REQUEST » Comb the records below for the string "directory" and copy each line where it turns up.

──────── EXERCISE INPUT

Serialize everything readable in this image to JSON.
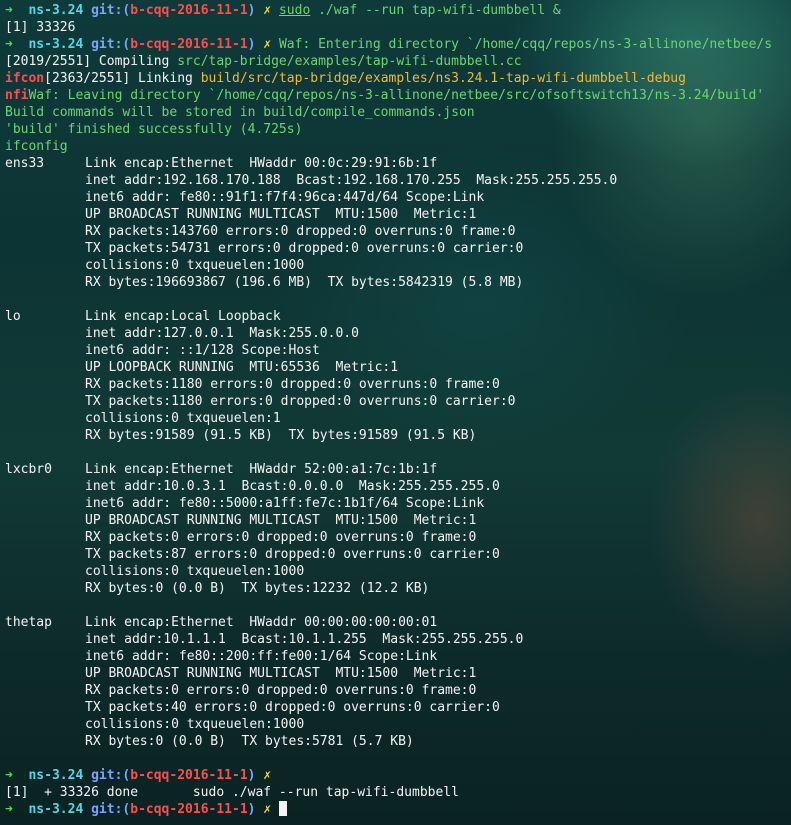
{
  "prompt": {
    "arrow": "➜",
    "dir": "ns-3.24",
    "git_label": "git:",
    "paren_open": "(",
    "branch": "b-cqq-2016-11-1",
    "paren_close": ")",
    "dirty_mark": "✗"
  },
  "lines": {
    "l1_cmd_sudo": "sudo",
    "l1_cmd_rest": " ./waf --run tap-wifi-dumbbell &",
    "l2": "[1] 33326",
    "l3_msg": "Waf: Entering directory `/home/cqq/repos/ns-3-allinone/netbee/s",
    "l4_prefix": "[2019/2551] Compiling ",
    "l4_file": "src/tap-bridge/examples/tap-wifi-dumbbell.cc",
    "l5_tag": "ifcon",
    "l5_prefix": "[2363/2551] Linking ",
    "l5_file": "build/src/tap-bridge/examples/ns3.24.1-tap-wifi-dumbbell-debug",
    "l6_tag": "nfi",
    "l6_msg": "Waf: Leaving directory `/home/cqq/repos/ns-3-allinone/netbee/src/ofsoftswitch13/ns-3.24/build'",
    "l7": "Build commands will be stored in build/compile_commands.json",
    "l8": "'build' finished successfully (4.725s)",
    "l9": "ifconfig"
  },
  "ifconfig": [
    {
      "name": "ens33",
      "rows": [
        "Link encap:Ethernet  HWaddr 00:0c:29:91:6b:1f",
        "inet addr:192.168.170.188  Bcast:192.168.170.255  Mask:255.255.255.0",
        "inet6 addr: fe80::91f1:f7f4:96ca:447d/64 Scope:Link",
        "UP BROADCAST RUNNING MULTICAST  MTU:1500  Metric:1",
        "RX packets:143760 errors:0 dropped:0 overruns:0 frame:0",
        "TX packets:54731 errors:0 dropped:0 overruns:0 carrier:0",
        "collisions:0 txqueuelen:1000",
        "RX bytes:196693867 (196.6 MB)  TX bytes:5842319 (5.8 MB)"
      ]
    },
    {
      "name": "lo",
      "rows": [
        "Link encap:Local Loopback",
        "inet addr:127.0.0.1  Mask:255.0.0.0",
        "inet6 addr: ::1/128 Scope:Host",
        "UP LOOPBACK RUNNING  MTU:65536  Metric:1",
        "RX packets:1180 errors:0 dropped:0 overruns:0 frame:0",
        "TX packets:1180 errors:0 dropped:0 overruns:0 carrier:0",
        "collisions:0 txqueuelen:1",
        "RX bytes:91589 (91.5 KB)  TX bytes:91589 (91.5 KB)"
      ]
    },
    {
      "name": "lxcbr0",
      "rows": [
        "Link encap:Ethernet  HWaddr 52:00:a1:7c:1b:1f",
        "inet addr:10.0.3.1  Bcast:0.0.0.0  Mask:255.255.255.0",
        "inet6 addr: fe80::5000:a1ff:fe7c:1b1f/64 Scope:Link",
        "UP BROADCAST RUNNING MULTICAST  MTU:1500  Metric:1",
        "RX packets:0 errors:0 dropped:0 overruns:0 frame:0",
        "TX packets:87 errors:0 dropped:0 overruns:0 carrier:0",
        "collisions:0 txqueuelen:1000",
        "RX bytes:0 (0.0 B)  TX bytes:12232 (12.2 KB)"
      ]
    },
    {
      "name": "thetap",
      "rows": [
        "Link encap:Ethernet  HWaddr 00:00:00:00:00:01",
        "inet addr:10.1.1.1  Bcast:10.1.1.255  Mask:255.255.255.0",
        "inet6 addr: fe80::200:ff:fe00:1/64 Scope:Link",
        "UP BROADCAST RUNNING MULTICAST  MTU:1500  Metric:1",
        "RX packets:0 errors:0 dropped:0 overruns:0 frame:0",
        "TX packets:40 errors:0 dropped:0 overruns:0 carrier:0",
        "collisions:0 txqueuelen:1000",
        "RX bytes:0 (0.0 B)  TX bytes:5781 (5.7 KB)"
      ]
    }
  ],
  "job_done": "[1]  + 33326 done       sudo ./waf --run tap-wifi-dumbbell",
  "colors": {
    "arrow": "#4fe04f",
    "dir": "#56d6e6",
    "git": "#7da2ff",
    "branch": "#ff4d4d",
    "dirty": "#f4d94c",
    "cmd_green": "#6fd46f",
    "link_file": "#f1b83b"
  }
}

────────────────

ANSWER TO THIS TASK »
    "l3_msg": "Waf: Entering directory `/home/cqq/repos/ns-3-allinone/netbee/s",
    "l6_msg": "Waf: Leaving directory `/home/cqq/repos/ns-3-allinone/netbee/src/ofsoftswitch13/ns-3.24/build'",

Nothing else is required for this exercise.